--- start of Records for the exercise ---

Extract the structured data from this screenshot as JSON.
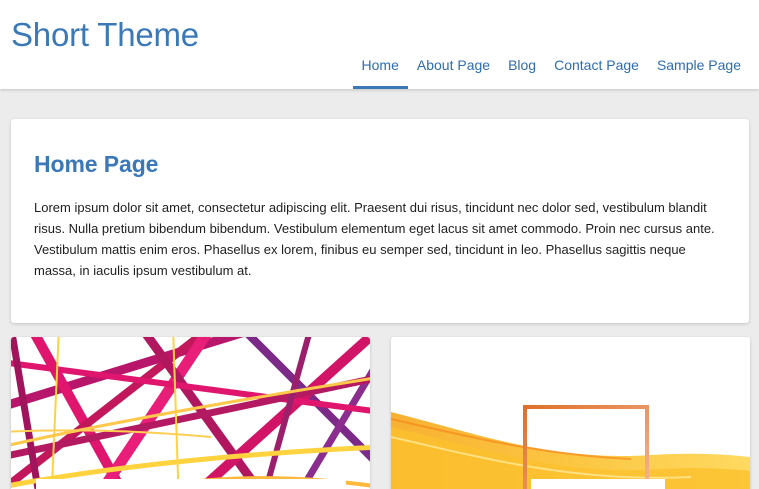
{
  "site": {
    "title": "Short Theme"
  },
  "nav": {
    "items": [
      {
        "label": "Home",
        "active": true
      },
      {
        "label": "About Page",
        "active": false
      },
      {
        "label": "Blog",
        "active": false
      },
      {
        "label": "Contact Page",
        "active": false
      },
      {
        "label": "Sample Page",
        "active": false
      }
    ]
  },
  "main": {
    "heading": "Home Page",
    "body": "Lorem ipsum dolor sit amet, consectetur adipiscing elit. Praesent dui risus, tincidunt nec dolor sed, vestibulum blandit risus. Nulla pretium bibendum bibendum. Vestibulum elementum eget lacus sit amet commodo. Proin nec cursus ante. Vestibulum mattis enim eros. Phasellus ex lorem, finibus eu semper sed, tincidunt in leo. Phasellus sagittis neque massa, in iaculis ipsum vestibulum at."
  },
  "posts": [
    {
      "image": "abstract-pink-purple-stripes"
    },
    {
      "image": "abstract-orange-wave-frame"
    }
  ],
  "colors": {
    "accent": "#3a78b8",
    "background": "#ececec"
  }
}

--- end of Records for the exercise ---
--- start of Records for the exercise ---

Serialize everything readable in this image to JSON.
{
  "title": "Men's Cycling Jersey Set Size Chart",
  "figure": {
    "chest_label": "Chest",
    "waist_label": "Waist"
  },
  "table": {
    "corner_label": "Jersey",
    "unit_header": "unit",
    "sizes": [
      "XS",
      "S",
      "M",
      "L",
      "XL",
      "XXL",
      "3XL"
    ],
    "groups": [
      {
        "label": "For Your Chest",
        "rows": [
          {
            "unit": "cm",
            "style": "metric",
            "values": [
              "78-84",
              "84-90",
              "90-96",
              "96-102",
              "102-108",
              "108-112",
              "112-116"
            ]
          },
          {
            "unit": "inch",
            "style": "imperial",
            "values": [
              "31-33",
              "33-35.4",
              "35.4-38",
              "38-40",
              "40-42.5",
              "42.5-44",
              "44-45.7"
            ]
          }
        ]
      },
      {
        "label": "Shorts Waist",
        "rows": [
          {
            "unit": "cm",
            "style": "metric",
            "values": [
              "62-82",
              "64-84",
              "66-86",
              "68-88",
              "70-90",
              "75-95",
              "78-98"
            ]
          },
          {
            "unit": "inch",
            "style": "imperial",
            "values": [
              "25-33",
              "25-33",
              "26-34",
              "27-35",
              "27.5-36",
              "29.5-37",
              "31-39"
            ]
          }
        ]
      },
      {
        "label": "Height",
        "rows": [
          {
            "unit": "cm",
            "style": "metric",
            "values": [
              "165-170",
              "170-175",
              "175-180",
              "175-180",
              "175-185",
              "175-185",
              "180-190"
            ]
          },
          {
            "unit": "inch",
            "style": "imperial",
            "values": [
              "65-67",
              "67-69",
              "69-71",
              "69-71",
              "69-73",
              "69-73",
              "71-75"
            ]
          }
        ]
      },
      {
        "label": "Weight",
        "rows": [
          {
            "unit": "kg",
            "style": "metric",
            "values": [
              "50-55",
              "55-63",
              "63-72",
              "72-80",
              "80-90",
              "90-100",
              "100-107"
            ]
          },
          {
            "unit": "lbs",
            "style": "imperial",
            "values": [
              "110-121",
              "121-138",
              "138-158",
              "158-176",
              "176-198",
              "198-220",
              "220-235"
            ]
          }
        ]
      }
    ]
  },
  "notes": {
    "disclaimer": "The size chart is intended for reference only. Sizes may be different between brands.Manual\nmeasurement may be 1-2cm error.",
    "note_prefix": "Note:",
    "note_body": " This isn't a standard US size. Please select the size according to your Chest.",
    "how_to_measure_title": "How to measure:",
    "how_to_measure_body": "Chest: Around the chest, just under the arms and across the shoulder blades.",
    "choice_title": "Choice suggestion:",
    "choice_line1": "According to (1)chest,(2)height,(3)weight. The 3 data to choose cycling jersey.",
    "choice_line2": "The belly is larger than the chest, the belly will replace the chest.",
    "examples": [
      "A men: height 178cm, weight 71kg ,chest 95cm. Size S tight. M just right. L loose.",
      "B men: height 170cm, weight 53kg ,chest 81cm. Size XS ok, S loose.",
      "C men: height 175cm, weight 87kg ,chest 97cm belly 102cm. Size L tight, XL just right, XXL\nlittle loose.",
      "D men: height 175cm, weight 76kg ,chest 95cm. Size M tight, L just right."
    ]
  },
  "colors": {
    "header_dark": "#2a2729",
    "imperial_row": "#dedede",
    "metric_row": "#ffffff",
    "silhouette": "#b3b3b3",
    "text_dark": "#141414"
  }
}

--- end of Records for the exercise ---

Lines containing the word "abstract" are to be tallied; report only the total.

● Answer to the problem
2